Wenn ein User auf X den Namen „hoe_math“ (HM) trägt, sich in seiner Biografie als „History’s manliest and most captivating hilarious sex genius“ beschreibt und einen Artikel (auf X, wo sonst?) verfasst, der mit dem Satz beginnt „Modern people think they’re too smart for religion. They’re not„, dann lese und kommentiere ich ihn natürlich, und stelle fest, dass es eine Lesart von Religion gibt, der ich etwas abgewinnen kann, weil sie denen, die sich selbst überschätzen abfordert, sich in Bescheidenheit zu üben. Also, hier HMs Beitrag.
HM argumentiert, Religion sei nichts anderes als die vereinfachte Darstellung allgemeiner, grundsätzlicher, moralischer Prinzipien in Form leicht verständlicher Geschichten mit einfach zu befolgenden Handlungsanweisungen. Diese Geschichten sind bewusst einfach und leicht nachvollziehbar verfasst, damit auch sehr einfache und ungebildete Menschen sie und die darin verpackten, moralischen Aussagen verstehen können.

**GESTELLTE AUFGABE A:**
Gib den Text über Religion vollständig und wortgetreu wieder.

Einträge aus einer Datenquelle

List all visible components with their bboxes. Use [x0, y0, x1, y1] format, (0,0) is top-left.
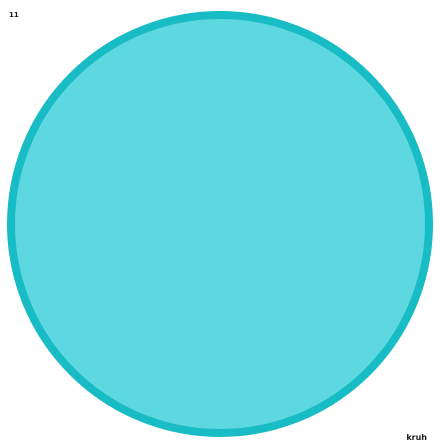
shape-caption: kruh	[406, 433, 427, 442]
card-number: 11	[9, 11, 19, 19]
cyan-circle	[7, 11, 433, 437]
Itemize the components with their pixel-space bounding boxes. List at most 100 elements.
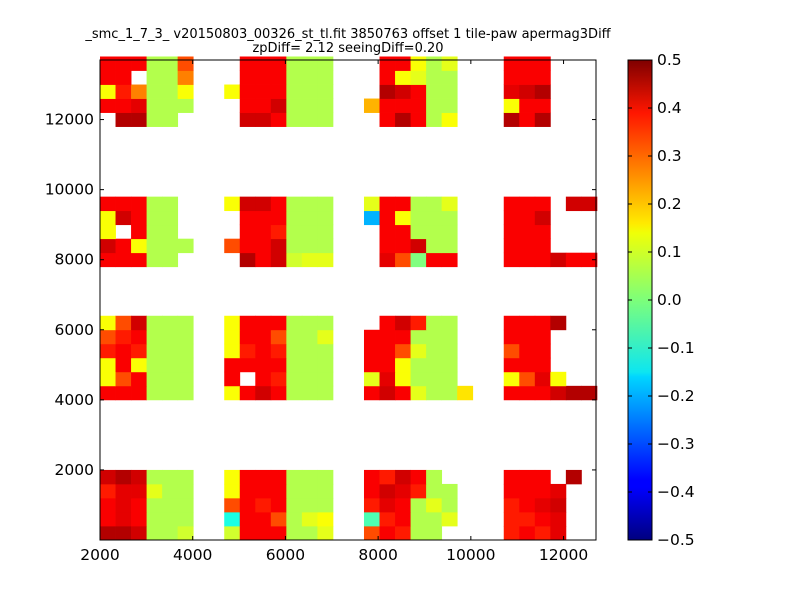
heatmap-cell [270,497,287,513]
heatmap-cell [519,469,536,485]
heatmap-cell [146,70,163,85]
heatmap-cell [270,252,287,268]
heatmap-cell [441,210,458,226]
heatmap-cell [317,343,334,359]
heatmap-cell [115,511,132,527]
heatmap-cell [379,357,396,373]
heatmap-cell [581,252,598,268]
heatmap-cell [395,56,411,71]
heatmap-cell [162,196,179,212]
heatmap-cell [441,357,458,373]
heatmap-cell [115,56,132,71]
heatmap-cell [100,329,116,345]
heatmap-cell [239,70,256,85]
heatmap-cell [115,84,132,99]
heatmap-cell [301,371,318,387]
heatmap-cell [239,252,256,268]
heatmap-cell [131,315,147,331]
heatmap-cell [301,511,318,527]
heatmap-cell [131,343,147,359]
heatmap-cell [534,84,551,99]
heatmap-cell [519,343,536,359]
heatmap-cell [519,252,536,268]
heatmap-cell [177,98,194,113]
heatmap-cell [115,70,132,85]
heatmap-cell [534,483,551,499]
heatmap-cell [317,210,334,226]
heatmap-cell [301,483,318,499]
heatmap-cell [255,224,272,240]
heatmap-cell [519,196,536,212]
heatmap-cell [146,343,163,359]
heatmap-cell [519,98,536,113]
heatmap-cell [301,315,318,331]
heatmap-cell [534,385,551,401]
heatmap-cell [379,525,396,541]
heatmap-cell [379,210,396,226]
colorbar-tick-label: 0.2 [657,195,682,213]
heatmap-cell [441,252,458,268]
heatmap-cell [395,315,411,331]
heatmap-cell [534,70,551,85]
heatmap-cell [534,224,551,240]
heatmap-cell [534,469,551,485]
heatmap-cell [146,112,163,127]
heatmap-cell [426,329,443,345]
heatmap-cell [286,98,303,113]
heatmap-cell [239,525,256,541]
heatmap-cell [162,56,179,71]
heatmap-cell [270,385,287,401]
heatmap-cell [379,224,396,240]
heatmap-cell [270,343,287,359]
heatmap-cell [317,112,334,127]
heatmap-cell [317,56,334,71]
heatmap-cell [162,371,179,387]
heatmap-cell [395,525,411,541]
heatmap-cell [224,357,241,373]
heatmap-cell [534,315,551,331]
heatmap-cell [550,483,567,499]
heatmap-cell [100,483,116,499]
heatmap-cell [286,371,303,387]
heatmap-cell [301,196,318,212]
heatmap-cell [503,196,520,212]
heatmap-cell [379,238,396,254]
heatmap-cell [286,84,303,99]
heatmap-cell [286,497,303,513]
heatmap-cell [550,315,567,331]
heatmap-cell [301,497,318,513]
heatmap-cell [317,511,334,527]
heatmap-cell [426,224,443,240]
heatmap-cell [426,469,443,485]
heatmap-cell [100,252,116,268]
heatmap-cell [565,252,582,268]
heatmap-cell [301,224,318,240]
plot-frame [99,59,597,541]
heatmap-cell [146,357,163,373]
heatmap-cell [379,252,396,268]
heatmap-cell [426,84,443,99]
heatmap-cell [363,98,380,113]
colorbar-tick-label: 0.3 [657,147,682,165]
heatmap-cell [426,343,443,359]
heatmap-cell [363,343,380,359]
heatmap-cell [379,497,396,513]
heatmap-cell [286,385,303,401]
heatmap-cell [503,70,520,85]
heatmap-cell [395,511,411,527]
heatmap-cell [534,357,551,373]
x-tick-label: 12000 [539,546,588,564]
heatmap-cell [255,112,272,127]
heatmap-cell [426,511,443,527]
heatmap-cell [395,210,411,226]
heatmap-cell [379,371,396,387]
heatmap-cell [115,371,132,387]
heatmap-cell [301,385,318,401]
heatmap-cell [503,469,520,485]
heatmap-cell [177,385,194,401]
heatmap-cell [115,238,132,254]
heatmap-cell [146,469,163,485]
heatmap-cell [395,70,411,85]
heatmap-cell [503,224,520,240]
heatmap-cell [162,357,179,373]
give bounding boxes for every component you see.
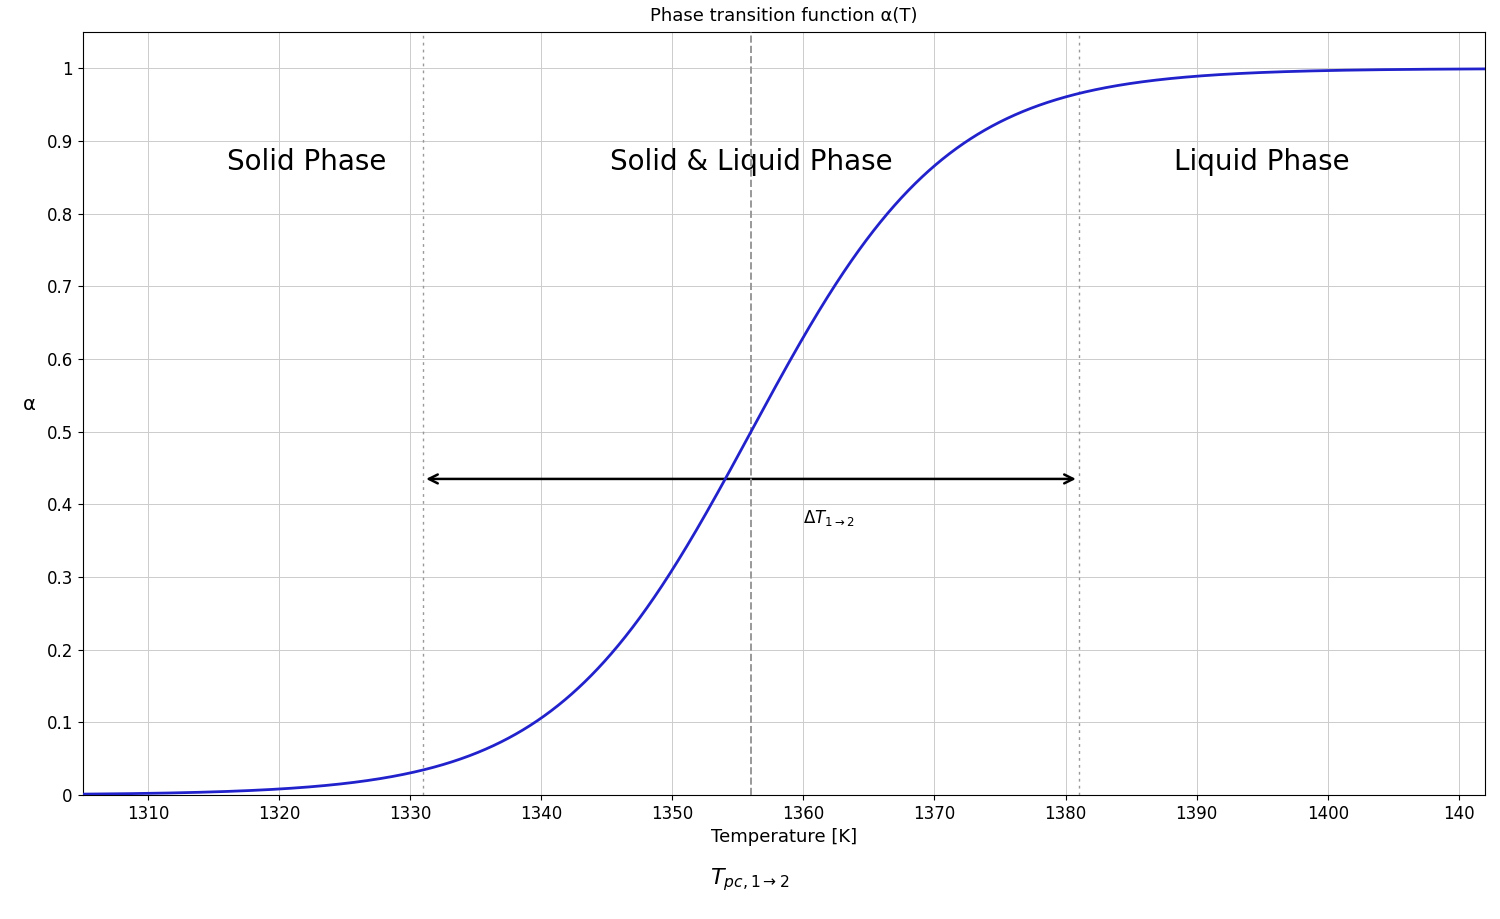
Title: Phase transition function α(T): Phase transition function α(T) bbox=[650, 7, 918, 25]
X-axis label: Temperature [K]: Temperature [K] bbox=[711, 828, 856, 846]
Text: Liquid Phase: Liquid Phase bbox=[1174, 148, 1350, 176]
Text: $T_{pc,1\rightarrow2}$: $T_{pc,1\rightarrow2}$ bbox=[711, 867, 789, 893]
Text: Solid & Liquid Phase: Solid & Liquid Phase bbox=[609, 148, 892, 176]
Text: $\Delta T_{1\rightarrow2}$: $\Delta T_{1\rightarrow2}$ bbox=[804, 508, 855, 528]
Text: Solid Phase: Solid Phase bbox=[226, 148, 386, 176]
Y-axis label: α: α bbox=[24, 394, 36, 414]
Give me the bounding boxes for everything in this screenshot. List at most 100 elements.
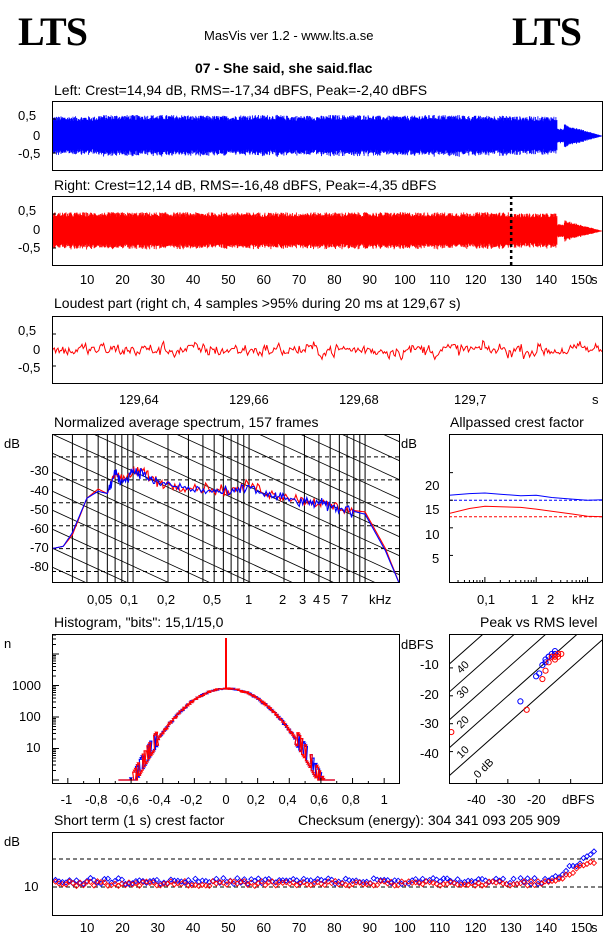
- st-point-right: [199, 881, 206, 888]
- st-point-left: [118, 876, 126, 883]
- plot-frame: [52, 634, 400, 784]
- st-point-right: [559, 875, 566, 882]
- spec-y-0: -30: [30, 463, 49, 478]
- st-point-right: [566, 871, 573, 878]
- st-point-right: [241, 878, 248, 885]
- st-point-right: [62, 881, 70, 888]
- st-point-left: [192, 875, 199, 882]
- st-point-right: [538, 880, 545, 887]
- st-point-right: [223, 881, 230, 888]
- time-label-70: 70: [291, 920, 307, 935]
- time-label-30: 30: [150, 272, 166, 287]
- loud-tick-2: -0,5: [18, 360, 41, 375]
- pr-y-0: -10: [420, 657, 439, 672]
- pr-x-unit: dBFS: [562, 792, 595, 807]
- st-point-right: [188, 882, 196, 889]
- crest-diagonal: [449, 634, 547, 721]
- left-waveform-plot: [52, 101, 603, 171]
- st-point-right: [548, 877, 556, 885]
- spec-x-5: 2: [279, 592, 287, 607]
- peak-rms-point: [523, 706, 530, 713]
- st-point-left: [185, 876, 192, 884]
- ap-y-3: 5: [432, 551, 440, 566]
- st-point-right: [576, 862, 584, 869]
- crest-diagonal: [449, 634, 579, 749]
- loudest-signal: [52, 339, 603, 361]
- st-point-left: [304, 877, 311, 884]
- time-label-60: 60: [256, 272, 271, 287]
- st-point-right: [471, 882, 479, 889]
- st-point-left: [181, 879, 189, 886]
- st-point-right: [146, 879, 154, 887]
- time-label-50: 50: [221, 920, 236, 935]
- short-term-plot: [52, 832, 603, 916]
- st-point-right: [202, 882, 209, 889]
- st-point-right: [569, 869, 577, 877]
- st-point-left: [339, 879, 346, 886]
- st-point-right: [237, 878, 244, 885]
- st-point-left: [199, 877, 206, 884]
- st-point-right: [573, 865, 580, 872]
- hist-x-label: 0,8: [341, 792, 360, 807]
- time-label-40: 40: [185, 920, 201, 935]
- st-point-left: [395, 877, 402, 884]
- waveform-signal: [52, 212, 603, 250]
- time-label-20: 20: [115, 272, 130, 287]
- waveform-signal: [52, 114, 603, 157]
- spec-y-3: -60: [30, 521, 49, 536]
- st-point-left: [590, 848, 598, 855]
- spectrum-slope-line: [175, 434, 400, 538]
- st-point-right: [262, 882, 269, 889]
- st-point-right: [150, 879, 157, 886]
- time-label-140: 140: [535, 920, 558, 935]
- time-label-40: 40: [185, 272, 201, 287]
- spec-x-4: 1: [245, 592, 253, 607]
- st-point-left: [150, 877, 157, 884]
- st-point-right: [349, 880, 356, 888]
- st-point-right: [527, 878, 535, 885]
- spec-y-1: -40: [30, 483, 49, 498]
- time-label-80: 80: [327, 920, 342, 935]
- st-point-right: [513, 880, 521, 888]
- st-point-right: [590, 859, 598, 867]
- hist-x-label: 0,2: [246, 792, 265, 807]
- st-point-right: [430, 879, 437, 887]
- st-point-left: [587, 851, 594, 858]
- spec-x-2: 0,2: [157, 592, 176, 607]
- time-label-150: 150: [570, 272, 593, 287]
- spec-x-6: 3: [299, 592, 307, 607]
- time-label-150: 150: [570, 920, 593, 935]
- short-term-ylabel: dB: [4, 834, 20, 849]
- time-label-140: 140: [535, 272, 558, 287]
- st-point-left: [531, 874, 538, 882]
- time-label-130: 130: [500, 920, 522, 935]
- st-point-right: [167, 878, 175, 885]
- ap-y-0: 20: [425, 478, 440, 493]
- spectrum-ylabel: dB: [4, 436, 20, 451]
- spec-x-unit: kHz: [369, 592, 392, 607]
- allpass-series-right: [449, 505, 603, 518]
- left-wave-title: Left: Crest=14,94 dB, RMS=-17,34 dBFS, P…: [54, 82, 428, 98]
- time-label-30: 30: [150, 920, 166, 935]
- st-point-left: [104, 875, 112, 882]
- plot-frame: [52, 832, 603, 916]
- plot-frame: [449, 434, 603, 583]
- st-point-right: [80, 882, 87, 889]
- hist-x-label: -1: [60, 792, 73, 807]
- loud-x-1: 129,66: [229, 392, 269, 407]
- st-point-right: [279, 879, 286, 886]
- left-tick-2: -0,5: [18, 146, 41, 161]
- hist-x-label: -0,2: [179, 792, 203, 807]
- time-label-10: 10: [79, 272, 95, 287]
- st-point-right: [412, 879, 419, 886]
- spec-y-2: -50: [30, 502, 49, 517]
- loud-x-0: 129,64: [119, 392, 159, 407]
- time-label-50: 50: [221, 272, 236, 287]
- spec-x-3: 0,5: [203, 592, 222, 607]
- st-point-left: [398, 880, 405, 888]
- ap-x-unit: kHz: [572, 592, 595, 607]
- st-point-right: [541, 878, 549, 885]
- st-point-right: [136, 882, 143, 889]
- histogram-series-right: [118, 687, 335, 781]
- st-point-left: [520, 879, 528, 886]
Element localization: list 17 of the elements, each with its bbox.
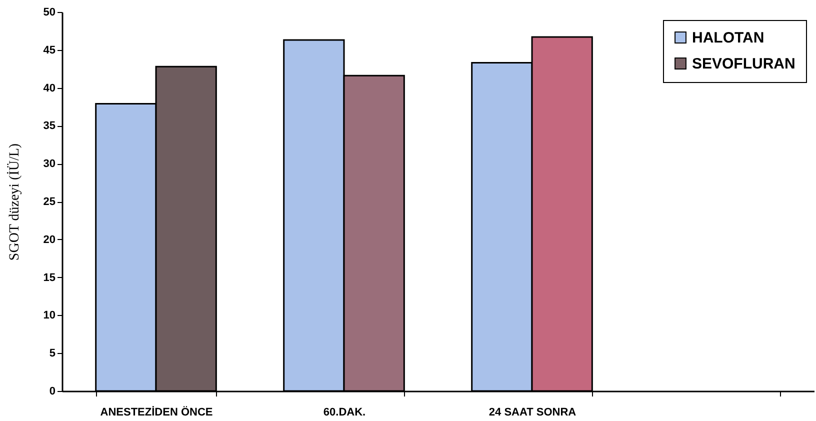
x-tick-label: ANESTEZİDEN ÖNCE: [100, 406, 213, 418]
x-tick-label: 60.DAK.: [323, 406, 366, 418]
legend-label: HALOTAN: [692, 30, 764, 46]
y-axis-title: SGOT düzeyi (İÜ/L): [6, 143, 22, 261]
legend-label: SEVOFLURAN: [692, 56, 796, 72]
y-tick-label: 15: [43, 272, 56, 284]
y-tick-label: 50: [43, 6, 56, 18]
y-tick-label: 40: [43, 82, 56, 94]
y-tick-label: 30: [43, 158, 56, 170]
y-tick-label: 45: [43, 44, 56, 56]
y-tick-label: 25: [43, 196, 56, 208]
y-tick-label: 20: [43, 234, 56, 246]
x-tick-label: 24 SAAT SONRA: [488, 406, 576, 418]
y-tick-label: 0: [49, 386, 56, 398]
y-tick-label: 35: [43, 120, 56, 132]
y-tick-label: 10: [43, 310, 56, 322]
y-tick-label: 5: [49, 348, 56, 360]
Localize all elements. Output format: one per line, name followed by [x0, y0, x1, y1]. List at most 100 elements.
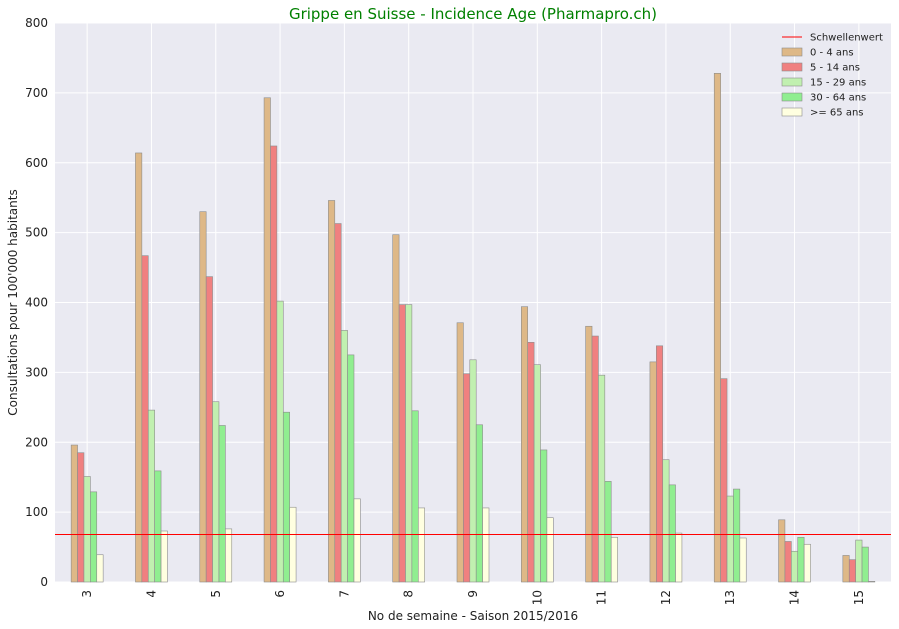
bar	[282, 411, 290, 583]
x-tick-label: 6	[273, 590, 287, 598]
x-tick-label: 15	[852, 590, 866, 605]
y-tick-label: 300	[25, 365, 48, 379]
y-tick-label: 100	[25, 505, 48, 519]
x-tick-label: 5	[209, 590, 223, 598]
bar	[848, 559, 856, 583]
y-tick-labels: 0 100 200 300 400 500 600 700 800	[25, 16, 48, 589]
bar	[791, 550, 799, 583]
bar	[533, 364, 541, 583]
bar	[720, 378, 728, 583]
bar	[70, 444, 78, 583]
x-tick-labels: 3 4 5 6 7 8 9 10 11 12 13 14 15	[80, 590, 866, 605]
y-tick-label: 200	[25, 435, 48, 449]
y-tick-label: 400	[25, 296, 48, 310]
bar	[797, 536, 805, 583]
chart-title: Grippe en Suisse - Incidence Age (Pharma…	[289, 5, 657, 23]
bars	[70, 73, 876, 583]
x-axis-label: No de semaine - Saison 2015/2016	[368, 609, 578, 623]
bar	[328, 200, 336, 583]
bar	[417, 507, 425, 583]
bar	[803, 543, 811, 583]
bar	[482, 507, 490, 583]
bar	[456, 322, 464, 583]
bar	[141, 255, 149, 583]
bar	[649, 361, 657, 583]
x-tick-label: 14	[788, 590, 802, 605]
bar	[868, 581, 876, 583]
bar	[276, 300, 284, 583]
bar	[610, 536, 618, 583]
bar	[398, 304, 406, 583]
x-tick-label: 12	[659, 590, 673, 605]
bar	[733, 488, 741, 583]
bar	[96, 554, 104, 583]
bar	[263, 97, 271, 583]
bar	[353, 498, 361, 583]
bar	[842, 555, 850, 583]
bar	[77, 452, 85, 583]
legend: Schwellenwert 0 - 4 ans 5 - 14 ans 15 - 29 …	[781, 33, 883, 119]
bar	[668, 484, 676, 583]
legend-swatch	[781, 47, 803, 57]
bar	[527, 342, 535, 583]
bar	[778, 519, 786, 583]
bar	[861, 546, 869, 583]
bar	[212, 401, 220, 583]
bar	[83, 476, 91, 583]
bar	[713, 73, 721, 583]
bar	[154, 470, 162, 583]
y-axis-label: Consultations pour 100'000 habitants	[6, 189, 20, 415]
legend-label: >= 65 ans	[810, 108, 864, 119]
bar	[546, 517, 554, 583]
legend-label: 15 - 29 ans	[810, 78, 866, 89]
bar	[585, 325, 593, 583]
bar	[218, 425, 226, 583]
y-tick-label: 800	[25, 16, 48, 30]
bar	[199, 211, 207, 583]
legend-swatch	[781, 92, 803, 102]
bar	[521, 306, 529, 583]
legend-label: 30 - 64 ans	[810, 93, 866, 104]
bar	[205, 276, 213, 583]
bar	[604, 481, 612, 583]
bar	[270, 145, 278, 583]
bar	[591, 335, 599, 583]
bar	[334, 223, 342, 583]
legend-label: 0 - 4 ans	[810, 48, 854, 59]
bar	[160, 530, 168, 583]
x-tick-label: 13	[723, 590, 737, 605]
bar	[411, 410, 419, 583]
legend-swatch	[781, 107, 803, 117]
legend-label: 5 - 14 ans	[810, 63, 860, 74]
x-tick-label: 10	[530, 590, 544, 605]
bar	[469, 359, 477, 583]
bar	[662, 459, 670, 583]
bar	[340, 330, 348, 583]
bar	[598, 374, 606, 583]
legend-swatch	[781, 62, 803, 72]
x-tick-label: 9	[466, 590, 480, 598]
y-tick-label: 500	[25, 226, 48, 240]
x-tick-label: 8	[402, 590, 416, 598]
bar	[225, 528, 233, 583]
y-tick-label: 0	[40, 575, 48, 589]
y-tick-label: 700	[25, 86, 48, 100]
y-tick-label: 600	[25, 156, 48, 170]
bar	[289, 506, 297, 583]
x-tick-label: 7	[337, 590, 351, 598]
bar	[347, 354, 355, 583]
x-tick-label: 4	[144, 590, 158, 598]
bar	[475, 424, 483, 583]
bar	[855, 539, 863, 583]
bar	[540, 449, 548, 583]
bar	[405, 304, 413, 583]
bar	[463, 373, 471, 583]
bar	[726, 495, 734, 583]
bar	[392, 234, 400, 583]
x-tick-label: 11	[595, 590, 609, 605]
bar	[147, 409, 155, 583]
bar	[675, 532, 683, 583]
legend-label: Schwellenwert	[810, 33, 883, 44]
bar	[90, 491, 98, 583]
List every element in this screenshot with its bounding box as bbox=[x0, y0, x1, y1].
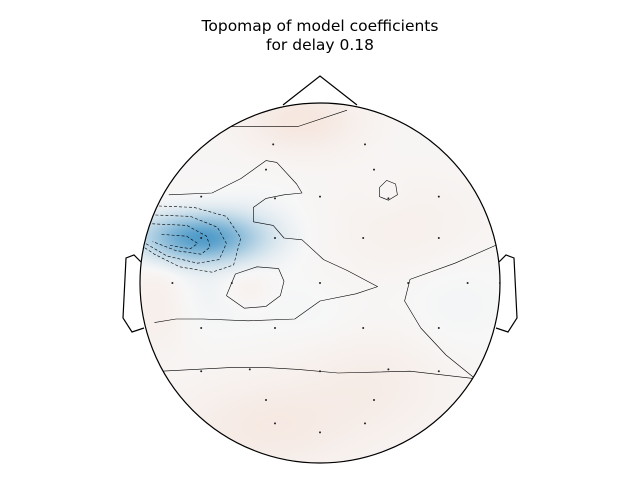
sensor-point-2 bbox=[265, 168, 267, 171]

**GESTELLTE AUFGABE B:**
Schreib bitte aus den Zeilen der Datenquelle wortgetreu ab: Beginne mit der Zeile, die „Title: Phase transition“ enthält, und ende nach der Zeile, die „Text: Solid &“ enthält.

**SCHRIFTLICHE ANTWORT A:**
Wenn ein User auf X den Namen „hoe_math“ (HM) trägt, sich in seiner Biografie als „History’s manliest and most captivating hilarious sex genius“ beschreibt und einen Artikel (auf X, wo sonst?) verfasst, der mit dem Satz beginnt „Modern people think they’re too smart for religion. They’re not„, dann lese und kommentiere ich ihn natürlich, und stelle fest, dass es eine Lesart von Religion gibt, der ich etwas abgewinnen kann, weil sie denen, die sich selbst überschätzen abfordert, sich in Bescheidenheit zu üben. Also, hier HMs Beitrag.
HM argumentiert, Religion sei nichts anderes als die vereinfachte Darstellung allgemeiner, grundsätzlicher, moralischer Prinzipien in Form leicht verständlicher Geschichten mit einfach zu befolgenden Handlungsanweisungen. Diese Geschichten sind bewusst einfach und leicht nachvollziehbar verfasst, damit auch sehr einfache und ungebildete Menschen sie und die darin verpackten, moralischen Aussagen verstehen können.

**SCHRIFTLICHE ANTWORT B:**
Title: Phase transition function α(T): Phase transition function α(T) bbox=[650, 7, 918, 25]
X-axis label: Temperature [K]: Temperature [K] bbox=[711, 828, 856, 846]
Text: Liquid Phase: Liquid Phase bbox=[1174, 148, 1350, 176]
Text: $T_{pc,1\rightarrow2}$: $T_{pc,1\rightarrow2}$ bbox=[711, 867, 789, 893]
Text: Solid & Liquid Phase: Solid & Liquid Phase bbox=[609, 148, 892, 176]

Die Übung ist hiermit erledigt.